[Recorded data]
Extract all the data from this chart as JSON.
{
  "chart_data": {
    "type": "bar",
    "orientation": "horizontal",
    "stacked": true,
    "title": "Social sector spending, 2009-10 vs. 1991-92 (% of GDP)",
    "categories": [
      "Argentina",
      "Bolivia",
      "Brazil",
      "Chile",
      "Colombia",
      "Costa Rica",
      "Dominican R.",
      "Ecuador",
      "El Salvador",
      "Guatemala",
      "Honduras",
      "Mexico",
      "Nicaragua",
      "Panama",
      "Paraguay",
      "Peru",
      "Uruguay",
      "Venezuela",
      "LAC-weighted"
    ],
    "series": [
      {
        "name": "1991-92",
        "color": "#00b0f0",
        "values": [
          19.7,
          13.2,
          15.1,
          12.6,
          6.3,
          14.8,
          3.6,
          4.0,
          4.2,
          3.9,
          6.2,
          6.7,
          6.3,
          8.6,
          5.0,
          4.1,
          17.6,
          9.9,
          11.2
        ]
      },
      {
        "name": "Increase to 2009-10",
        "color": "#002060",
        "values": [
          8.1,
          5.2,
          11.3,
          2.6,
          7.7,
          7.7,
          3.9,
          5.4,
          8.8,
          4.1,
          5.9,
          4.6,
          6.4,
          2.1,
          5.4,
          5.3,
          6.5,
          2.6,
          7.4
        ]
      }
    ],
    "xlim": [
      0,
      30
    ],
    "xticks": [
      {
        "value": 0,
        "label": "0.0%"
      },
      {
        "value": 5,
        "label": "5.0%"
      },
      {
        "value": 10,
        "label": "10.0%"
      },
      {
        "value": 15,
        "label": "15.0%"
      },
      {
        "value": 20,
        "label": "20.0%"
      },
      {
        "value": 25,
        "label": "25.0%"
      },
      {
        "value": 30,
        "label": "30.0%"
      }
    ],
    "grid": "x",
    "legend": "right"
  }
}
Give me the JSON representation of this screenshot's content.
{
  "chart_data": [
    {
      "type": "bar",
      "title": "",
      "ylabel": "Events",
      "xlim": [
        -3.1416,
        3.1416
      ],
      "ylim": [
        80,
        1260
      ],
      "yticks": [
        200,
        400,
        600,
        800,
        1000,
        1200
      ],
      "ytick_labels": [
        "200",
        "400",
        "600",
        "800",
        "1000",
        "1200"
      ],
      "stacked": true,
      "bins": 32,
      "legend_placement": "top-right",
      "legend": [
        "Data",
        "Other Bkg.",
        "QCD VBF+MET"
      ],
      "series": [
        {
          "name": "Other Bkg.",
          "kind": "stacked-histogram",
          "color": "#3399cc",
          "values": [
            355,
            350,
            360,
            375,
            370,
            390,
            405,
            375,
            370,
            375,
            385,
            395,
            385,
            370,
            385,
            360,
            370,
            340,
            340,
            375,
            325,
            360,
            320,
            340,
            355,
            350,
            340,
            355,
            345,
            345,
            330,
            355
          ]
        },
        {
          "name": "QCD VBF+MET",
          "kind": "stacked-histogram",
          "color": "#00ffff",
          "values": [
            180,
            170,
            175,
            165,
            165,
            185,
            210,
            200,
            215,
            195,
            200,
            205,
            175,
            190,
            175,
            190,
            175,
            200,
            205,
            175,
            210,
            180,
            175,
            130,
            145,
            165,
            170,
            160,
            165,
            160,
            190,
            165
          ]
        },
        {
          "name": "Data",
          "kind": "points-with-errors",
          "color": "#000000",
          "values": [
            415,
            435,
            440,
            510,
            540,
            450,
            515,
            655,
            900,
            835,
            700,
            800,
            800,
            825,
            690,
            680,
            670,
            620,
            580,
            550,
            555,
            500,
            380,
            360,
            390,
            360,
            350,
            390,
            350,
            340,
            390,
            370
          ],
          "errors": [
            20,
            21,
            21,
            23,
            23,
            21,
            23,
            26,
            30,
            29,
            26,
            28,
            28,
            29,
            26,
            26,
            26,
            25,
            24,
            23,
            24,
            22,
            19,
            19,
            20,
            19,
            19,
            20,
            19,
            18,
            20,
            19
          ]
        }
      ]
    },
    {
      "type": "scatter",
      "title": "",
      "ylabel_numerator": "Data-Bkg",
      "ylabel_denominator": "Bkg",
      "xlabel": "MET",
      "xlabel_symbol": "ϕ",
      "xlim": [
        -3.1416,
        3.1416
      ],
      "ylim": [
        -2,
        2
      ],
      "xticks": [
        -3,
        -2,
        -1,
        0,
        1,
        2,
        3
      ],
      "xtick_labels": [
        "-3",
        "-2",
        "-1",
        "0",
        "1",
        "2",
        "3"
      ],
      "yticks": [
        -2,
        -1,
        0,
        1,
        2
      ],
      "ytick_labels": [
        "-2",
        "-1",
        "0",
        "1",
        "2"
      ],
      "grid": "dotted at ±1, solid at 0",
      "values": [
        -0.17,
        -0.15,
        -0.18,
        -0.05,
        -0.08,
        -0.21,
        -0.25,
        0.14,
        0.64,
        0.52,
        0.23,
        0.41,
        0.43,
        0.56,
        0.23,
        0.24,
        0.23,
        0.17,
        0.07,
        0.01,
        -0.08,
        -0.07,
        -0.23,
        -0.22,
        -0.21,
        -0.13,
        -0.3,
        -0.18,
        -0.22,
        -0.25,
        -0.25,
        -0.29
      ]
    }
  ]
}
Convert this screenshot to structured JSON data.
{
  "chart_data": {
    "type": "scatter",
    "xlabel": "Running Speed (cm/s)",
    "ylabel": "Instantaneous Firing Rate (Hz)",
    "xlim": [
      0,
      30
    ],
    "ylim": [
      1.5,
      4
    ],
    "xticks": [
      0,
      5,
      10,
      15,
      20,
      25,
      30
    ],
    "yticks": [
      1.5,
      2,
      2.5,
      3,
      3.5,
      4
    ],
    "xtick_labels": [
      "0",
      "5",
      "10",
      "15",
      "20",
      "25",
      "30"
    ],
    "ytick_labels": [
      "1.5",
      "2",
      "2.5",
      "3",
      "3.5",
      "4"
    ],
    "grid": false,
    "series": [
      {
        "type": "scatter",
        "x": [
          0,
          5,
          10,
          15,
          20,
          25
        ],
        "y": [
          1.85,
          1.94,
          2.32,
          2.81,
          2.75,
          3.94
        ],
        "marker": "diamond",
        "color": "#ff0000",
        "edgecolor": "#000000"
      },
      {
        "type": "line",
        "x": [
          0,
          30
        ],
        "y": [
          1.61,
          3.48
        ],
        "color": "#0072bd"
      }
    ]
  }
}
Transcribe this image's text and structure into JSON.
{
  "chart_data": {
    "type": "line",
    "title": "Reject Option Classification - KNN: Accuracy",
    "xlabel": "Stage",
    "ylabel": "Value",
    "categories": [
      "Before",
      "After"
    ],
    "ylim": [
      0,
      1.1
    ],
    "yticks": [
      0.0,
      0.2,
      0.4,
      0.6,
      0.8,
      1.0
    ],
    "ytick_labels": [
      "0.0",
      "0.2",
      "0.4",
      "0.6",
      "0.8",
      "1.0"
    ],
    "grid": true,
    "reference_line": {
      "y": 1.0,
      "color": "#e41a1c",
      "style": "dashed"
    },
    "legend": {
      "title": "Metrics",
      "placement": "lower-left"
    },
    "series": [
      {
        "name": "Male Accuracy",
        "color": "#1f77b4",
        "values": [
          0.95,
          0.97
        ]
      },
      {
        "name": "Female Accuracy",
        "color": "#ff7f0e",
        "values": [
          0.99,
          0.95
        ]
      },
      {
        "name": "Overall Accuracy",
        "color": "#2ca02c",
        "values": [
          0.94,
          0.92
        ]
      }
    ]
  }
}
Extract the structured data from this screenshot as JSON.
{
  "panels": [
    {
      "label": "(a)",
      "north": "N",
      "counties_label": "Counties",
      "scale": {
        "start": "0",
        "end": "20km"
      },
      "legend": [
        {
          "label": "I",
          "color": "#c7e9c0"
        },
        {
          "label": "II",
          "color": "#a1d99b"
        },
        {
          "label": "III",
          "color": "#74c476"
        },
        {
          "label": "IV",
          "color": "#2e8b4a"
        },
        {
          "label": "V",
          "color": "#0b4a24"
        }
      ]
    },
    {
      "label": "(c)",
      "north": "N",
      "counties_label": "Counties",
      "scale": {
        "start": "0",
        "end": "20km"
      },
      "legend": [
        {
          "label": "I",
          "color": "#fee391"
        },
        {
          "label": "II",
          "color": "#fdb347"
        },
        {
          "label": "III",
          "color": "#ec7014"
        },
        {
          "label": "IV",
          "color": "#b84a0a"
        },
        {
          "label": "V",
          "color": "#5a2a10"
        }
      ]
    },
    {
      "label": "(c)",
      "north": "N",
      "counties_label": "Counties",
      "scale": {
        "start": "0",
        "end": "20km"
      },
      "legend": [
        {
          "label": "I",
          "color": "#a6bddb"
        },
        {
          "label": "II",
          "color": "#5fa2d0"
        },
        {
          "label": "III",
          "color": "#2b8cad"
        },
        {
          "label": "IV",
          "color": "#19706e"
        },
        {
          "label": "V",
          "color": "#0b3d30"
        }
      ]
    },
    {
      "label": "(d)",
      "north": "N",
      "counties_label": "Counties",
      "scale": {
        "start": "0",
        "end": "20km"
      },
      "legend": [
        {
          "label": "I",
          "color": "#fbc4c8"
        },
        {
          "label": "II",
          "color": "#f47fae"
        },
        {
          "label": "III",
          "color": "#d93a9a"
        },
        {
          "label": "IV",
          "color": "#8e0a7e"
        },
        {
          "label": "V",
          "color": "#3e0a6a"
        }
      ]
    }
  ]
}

GOAL: Show the lines where the word "from" appears in the entries.

THE COMPLETED TASK:
Extract all the data from this chart as JSON.
Extract the structured data from this screenshot as JSON.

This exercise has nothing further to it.